▶ Goal of the exercise:
Set down the material below word for word, excluding the pictures.

_ _ _ _ _

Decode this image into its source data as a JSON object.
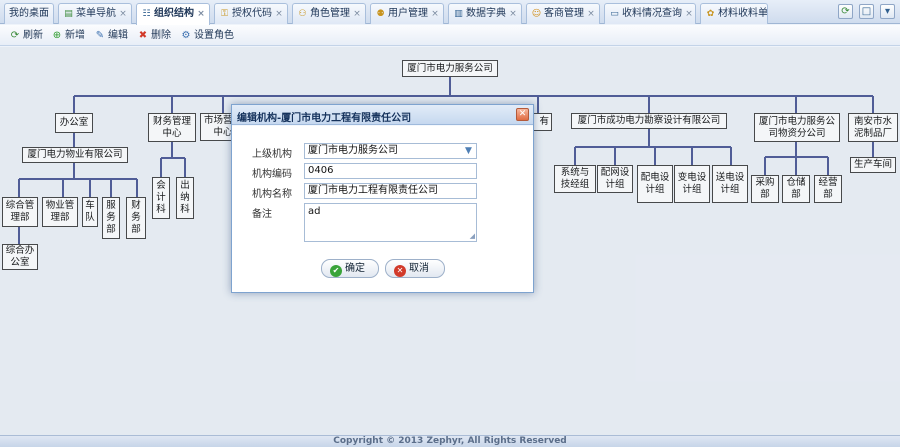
{
  "tabs": [
    {
      "label": "我的桌面",
      "icon": "none",
      "closable": false
    },
    {
      "label": "菜单导航",
      "icon": "menu-icon",
      "closable": true
    },
    {
      "label": "组织结构",
      "icon": "org-icon",
      "closable": true,
      "active": true
    },
    {
      "label": "授权代码",
      "icon": "key-icon",
      "closable": true
    },
    {
      "label": "角色管理",
      "icon": "role-icon",
      "closable": true
    },
    {
      "label": "用户管理",
      "icon": "user-icon",
      "closable": true
    },
    {
      "label": "数据字典",
      "icon": "book-icon",
      "closable": true
    },
    {
      "label": "客商管理",
      "icon": "customer-icon",
      "closable": true
    },
    {
      "label": "收料情况查询",
      "icon": "window-icon",
      "closable": true
    },
    {
      "label": "材料收料单",
      "icon": "material-icon",
      "closable": true
    }
  ],
  "tab_close_glyph": "×",
  "toolbar": [
    {
      "label": "刷新",
      "icon": "refresh-icon"
    },
    {
      "label": "新增",
      "icon": "add-icon"
    },
    {
      "label": "编辑",
      "icon": "edit-icon"
    },
    {
      "label": "删除",
      "icon": "delete-icon"
    },
    {
      "label": "设置角色",
      "icon": "set-role-icon"
    }
  ],
  "org": {
    "root": "厦门市电力服务公司",
    "office": "办公室",
    "property_company": "厦门电力物业有限公司",
    "property_departments": [
      "综合管理部",
      "物业管理部",
      "车队",
      "服务部",
      "财务部"
    ],
    "general_office": "综合办公室",
    "finance_center": "财务管理中心",
    "finance_children": [
      "会计科",
      "出纳科"
    ],
    "marketing_center": "市场营销中心",
    "hidden_suffix": "有",
    "survey_company": "厦门市成功电力勘察设计有限公司",
    "survey_departments": [
      "系统与技经组",
      "配网设计组",
      "配电设计组",
      "变电设计组",
      "送电设计组"
    ],
    "supply_company": "厦门市电力服务公司物资分公司",
    "supply_departments": [
      "采购部",
      "仓储部",
      "经营部"
    ],
    "cement_factory": "南安市水泥制品厂",
    "cement_children": [
      "生产车间"
    ]
  },
  "dialog": {
    "title": "编辑机构-厦门市电力工程有限责任公司",
    "close_glyph": "✕",
    "fields": {
      "parent_label": "上级机构",
      "parent_value": "厦门市电力服务公司",
      "code_label": "机构编码",
      "code_value": "0406",
      "name_label": "机构名称",
      "name_value": "厦门市电力工程有限责任公司",
      "remark_label": "备注",
      "remark_value": "ad"
    },
    "ok_label": "确定",
    "cancel_label": "取消"
  },
  "footer": "Copyright © 2013 Zephyr, All Rights Reserved",
  "colors": {
    "tree_line": "#4e5a96",
    "accent": "#2f5f8f"
  }
}
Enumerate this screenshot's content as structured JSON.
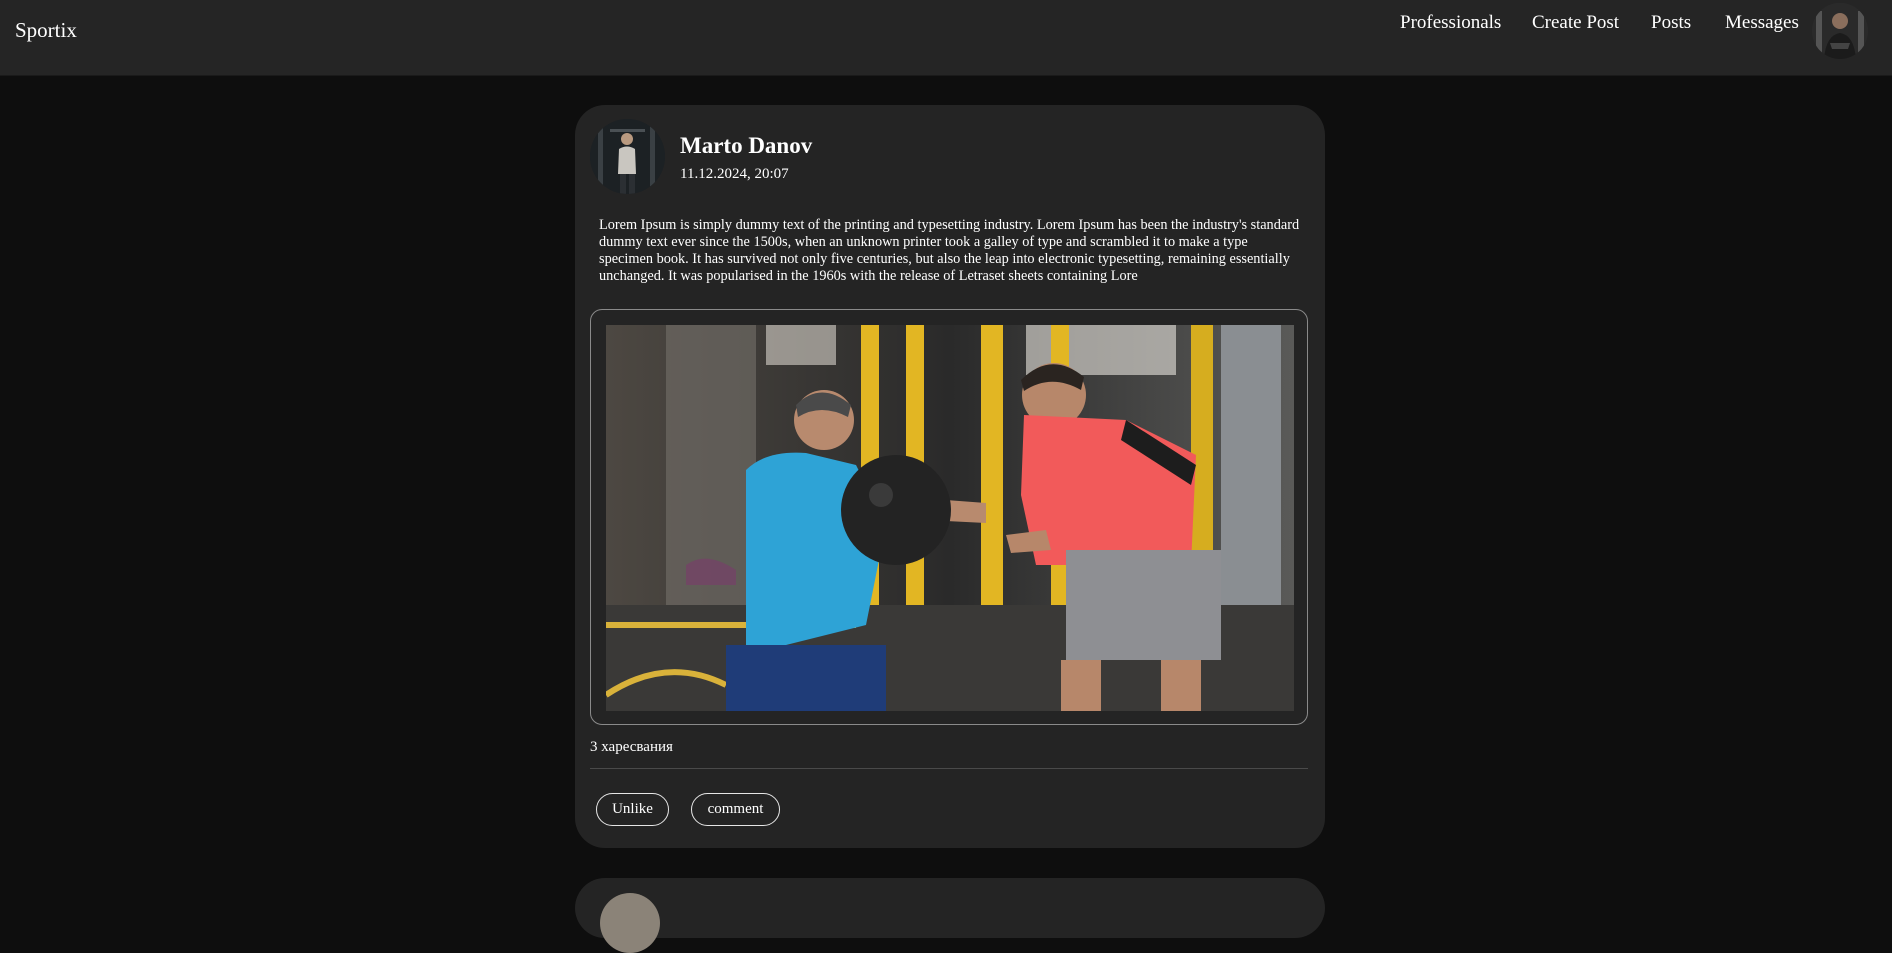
{
  "navbar": {
    "brand": "Sportix",
    "links": [
      {
        "label": "Professionals"
      },
      {
        "label": "Create Post"
      },
      {
        "label": "Posts"
      },
      {
        "label": "Messages"
      }
    ],
    "avatar_icon": "user-avatar"
  },
  "post": {
    "author": "Marto Danov",
    "date": "11.12.2024, 20:07",
    "body": "Lorem Ipsum is simply dummy text of the printing and typesetting industry. Lorem Ipsum has been the industry's standard dummy text ever since the 1500s, when an unknown printer took a galley of type and scrambled it to make a type specimen book. It has survived not only five centuries, but also the leap into electronic typesetting, remaining essentially unchanged. It was popularised in the 1960s with the release of Letraset sheets containing Lore",
    "likes": "3 харесвания",
    "unlike_label": "Unlike",
    "comment_label": "comment"
  },
  "colors": {
    "background": "#0e0e0e",
    "navbar": "#252525",
    "card": "#242424",
    "text": "#ffffff"
  }
}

_ _ _ _ _

▶ Reply:
Decode this image into its source data as a JSON object.
{
  "tabs": [
    {
      "label": "我的桌面",
      "icon": "none",
      "closable": false
    },
    {
      "label": "菜单导航",
      "icon": "menu-icon",
      "closable": true
    },
    {
      "label": "组织结构",
      "icon": "org-icon",
      "closable": true,
      "active": true
    },
    {
      "label": "授权代码",
      "icon": "key-icon",
      "closable": true
    },
    {
      "label": "角色管理",
      "icon": "role-icon",
      "closable": true
    },
    {
      "label": "用户管理",
      "icon": "user-icon",
      "closable": true
    },
    {
      "label": "数据字典",
      "icon": "book-icon",
      "closable": true
    },
    {
      "label": "客商管理",
      "icon": "customer-icon",
      "closable": true
    },
    {
      "label": "收料情况查询",
      "icon": "window-icon",
      "closable": true
    },
    {
      "label": "材料收料单",
      "icon": "material-icon",
      "closable": true
    }
  ],
  "tab_close_glyph": "×",
  "toolbar": [
    {
      "label": "刷新",
      "icon": "refresh-icon"
    },
    {
      "label": "新增",
      "icon": "add-icon"
    },
    {
      "label": "编辑",
      "icon": "edit-icon"
    },
    {
      "label": "删除",
      "icon": "delete-icon"
    },
    {
      "label": "设置角色",
      "icon": "set-role-icon"
    }
  ],
  "org": {
    "root": "厦门市电力服务公司",
    "office": "办公室",
    "property_company": "厦门电力物业有限公司",
    "property_departments": [
      "综合管理部",
      "物业管理部",
      "车队",
      "服务部",
      "财务部"
    ],
    "general_office": "综合办公室",
    "finance_center": "财务管理中心",
    "finance_children": [
      "会计科",
      "出纳科"
    ],
    "marketing_center": "市场营销中心",
    "hidden_suffix": "有",
    "survey_company": "厦门市成功电力勘察设计有限公司",
    "survey_departments": [
      "系统与技经组",
      "配网设计组",
      "配电设计组",
      "变电设计组",
      "送电设计组"
    ],
    "supply_company": "厦门市电力服务公司物资分公司",
    "supply_departments": [
      "采购部",
      "仓储部",
      "经营部"
    ],
    "cement_factory": "南安市水泥制品厂",
    "cement_children": [
      "生产车间"
    ]
  },
  "dialog": {
    "title": "编辑机构-厦门市电力工程有限责任公司",
    "close_glyph": "✕",
    "fields": {
      "parent_label": "上级机构",
      "parent_value": "厦门市电力服务公司",
      "code_label": "机构编码",
      "code_value": "0406",
      "name_label": "机构名称",
      "name_value": "厦门市电力工程有限责任公司",
      "remark_label": "备注",
      "remark_value": "ad"
    },
    "ok_label": "确定",
    "cancel_label": "取消"
  },
  "footer": "Copyright © 2013 Zephyr, All Rights Reserved",
  "colors": {
    "tree_line": "#4e5a96",
    "accent": "#2f5f8f"
  }
}
Enumerate this screenshot's content as structured JSON.
{
  "navbar": {
    "brand": "Sportix",
    "links": [
      {
        "label": "Professionals"
      },
      {
        "label": "Create Post"
      },
      {
        "label": "Posts"
      },
      {
        "label": "Messages"
      }
    ],
    "avatar_icon": "user-avatar"
  },
  "post": {
    "author": "Marto Danov",
    "date": "11.12.2024, 20:07",
    "body": "Lorem Ipsum is simply dummy text of the printing and typesetting industry. Lorem Ipsum has been the industry's standard dummy text ever since the 1500s, when an unknown printer took a galley of type and scrambled it to make a type specimen book. It has survived not only five centuries, but also the leap into electronic typesetting, remaining essentially unchanged. It was popularised in the 1960s with the release of Letraset sheets containing Lore",
    "likes": "3 харесвания",
    "unlike_label": "Unlike",
    "comment_label": "comment"
  },
  "colors": {
    "background": "#0e0e0e",
    "navbar": "#252525",
    "card": "#242424",
    "text": "#ffffff"
  }
}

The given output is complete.